▶ _What the task asks_: The entries need to be copied exactly.

▶ _Rows_:

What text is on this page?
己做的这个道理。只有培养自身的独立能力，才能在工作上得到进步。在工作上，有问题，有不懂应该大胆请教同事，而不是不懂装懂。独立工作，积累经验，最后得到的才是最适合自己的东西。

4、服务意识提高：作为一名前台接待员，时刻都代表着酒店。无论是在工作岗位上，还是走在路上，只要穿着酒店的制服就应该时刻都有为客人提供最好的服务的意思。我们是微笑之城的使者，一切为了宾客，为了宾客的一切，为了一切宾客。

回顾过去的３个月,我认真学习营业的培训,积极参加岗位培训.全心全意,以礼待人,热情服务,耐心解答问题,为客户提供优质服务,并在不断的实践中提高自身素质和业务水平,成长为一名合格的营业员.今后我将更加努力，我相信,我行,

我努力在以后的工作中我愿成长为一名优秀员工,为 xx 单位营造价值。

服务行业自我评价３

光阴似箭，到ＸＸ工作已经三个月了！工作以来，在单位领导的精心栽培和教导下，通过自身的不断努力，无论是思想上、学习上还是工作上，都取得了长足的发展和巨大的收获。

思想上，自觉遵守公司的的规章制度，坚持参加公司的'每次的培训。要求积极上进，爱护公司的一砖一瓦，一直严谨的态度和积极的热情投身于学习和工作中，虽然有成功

▶ _Correct answer_:
What text is on this page?
己做的这个道理。只有培养自身的独立能力，才能在工作上得到进步。在工作上，有问题，有不懂应该大胆请教同事，而不是不懂装懂。独立工作，积累经验，最后得到的才是最适合自己的东西。

4、服务意识提高：作为一名前台接待员，时刻都代表着酒店。无论是在工作岗位上，还是走在路上，只要穿着酒店的制服就应该时刻都有为客人提供最好的服务的意思。我们是微笑之城的使者，一切为了宾客，为了宾客的一切，为了一切宾客。

回顾过去的３个月,我认真学习营业的培训,积极参加岗位培训.全心全意,以礼待人,热情服务,耐心解答问题,为客户提供优质服务,并在不断的实践中提高自身素质和业务水平,成长为一名合格的营业员.今后我将更加努力，我相信,我行,

我努力在以后的工作中我愿成长为一名优秀员工,为 xx 单位营造价值。

服务行业自我评价３

光阴似箭，到ＸＸ工作已经三个月了！工作以来，在单位领导的精心栽培和教导下，通过自身的不断努力，无论是思想上、学习上还是工作上，都取得了长足的发展和巨大的收获。

思想上，自觉遵守公司的的规章制度，坚持参加公司的'每次的培训。要求积极上进，爱护公司的一砖一瓦，一直严谨的态度和积极的热情投身于学习和工作中，虽然有成功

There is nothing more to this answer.